Repeat, without any change, the entries presented below.

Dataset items

======

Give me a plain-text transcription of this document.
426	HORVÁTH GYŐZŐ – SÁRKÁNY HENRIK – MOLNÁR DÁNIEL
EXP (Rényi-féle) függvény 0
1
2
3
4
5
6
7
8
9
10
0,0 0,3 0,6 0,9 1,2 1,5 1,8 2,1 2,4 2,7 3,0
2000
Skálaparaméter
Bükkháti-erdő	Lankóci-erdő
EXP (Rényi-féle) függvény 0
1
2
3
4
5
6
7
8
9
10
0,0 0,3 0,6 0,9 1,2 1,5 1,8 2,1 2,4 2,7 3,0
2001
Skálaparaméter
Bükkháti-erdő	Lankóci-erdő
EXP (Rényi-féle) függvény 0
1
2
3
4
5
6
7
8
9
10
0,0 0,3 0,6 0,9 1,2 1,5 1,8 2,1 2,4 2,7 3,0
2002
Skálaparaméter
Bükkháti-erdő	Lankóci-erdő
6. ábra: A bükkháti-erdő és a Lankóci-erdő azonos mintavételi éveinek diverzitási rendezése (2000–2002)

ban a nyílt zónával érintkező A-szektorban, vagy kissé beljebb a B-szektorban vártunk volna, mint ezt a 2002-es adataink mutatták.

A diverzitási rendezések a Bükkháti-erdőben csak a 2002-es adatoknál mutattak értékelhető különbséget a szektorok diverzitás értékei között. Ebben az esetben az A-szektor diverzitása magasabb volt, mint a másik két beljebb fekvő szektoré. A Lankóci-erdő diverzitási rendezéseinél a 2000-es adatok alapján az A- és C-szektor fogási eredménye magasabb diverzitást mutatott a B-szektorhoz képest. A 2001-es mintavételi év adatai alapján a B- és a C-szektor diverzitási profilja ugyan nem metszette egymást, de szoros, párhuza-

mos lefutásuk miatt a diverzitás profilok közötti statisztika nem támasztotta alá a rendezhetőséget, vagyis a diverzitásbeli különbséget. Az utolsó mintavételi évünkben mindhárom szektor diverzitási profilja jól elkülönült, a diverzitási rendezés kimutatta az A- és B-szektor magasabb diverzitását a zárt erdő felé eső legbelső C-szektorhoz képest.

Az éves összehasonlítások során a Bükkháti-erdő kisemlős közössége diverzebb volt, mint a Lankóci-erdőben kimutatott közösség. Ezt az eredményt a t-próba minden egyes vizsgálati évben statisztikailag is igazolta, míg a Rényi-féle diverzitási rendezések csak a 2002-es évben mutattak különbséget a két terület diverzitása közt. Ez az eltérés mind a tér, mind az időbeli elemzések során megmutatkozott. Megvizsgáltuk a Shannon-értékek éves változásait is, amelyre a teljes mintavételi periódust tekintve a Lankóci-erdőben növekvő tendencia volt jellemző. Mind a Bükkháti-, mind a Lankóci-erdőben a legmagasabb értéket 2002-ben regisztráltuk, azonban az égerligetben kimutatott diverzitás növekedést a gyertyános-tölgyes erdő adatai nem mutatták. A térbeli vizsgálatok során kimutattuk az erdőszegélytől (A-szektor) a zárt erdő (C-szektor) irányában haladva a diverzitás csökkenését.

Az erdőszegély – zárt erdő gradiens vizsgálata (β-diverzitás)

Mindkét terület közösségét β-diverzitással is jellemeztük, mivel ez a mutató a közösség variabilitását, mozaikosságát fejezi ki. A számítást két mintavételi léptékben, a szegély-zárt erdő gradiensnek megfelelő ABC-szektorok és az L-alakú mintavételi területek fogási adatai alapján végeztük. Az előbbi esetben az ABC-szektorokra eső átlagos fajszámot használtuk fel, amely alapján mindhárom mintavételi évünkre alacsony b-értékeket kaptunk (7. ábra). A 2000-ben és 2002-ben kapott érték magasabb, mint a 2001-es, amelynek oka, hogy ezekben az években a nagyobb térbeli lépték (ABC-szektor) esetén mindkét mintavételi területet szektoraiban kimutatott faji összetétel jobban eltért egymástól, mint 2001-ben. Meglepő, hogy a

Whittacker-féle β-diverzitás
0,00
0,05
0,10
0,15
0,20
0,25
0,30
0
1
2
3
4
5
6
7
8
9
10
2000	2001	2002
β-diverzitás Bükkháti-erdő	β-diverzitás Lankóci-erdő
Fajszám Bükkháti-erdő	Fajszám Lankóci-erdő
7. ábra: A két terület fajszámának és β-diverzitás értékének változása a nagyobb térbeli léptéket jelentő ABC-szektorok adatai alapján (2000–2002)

======

→ Problem solution
Give me a plain-text transcription of this document.
426	HORVÁTH GYŐZŐ – SÁRKÁNY HENRIK – MOLNÁR DÁNIEL
EXP (Rényi-féle) függvény 0
1
2
3
4
5
6
7
8
9
10
0,0 0,3 0,6 0,9 1,2 1,5 1,8 2,1 2,4 2,7 3,0
2000
Skálaparaméter
Bükkháti-erdő	Lankóci-erdő
EXP (Rényi-féle) függvény 0
1
2
3
4
5
6
7
8
9
10
0,0 0,3 0,6 0,9 1,2 1,5 1,8 2,1 2,4 2,7 3,0
2001
Skálaparaméter
Bükkháti-erdő	Lankóci-erdő
EXP (Rényi-féle) függvény 0
1
2
3
4
5
6
7
8
9
10
0,0 0,3 0,6 0,9 1,2 1,5 1,8 2,1 2,4 2,7 3,0
2002
Skálaparaméter
Bükkháti-erdő	Lankóci-erdő
6. ábra: A bükkháti-erdő és a Lankóci-erdő azonos mintavételi éveinek diverzitási rendezése (2000–2002)

ban a nyílt zónával érintkező A-szektorban, vagy kissé beljebb a B-szektorban vártunk volna, mint ezt a 2002-es adataink mutatták.

A diverzitási rendezések a Bükkháti-erdőben csak a 2002-es adatoknál mutattak értékelhető különbséget a szektorok diverzitás értékei között. Ebben az esetben az A-szektor diverzitása magasabb volt, mint a másik két beljebb fekvő szektoré. A Lankóci-erdő diverzitási rendezéseinél a 2000-es adatok alapján az A- és C-szektor fogási eredménye magasabb diverzitást mutatott a B-szektorhoz képest. A 2001-es mintavételi év adatai alapján a B- és a C-szektor diverzitási profilja ugyan nem metszette egymást, de szoros, párhuza-

mos lefutásuk miatt a diverzitás profilok közötti statisztika nem támasztotta alá a rendezhetőséget, vagyis a diverzitásbeli különbséget. Az utolsó mintavételi évünkben mindhárom szektor diverzitási profilja jól elkülönült, a diverzitási rendezés kimutatta az A- és B-szektor magasabb diverzitását a zárt erdő felé eső legbelső C-szektorhoz képest.

Az éves összehasonlítások során a Bükkháti-erdő kisemlős közössége diverzebb volt, mint a Lankóci-erdőben kimutatott közösség. Ezt az eredményt a t-próba minden egyes vizsgálati évben statisztikailag is igazolta, míg a Rényi-féle diverzitási rendezések csak a 2002-es évben mutattak különbséget a két terület diverzitása közt. Ez az eltérés mind a tér, mind az időbeli elemzések során megmutatkozott. Megvizsgáltuk a Shannon-értékek éves változásait is, amelyre a teljes mintavételi periódust tekintve a Lankóci-erdőben növekvő tendencia volt jellemző. Mind a Bükkháti-, mind a Lankóci-erdőben a legmagasabb értéket 2002-ben regisztráltuk, azonban az égerligetben kimutatott diverzitás növekedést a gyertyános-tölgyes erdő adatai nem mutatták. A térbeli vizsgálatok során kimutattuk az erdőszegélytől (A-szektor) a zárt erdő (C-szektor) irányában haladva a diverzitás csökkenését.

Az erdőszegély – zárt erdő gradiens vizsgálata (β-diverzitás)

Mindkét terület közösségét β-diverzitással is jellemeztük, mivel ez a mutató a közösség variabilitását, mozaikosságát fejezi ki. A számítást két mintavételi léptékben, a szegély-zárt erdő gradiensnek megfelelő ABC-szektorok és az L-alakú mintavételi területek fogási adatai alapján végeztük. Az előbbi esetben az ABC-szektorokra eső átlagos fajszámot használtuk fel, amely alapján mindhárom mintavételi évünkre alacsony b-értékeket kaptunk (7. ábra). A 2000-ben és 2002-ben kapott érték magasabb, mint a 2001-es, amelynek oka, hogy ezekben az években a nagyobb térbeli lépték (ABC-szektor) esetén mindkét mintavételi területet szektoraiban kimutatott faji összetétel jobban eltért egymástól, mint 2001-ben. Meglepő, hogy a

Whittacker-féle β-diverzitás
0,00
0,05
0,10
0,15
0,20
0,25
0,30
0
1
2
3
4
5
6
7
8
9
10
2000	2001	2002
β-diverzitás Bükkháti-erdő	β-diverzitás Lankóci-erdő
Fajszám Bükkháti-erdő	Fajszám Lankóci-erdő
7. ábra: A két terület fajszámának és β-diverzitás értékének változása a nagyobb térbeli léptéket jelentő ABC-szektorok adatai alapján (2000–2002)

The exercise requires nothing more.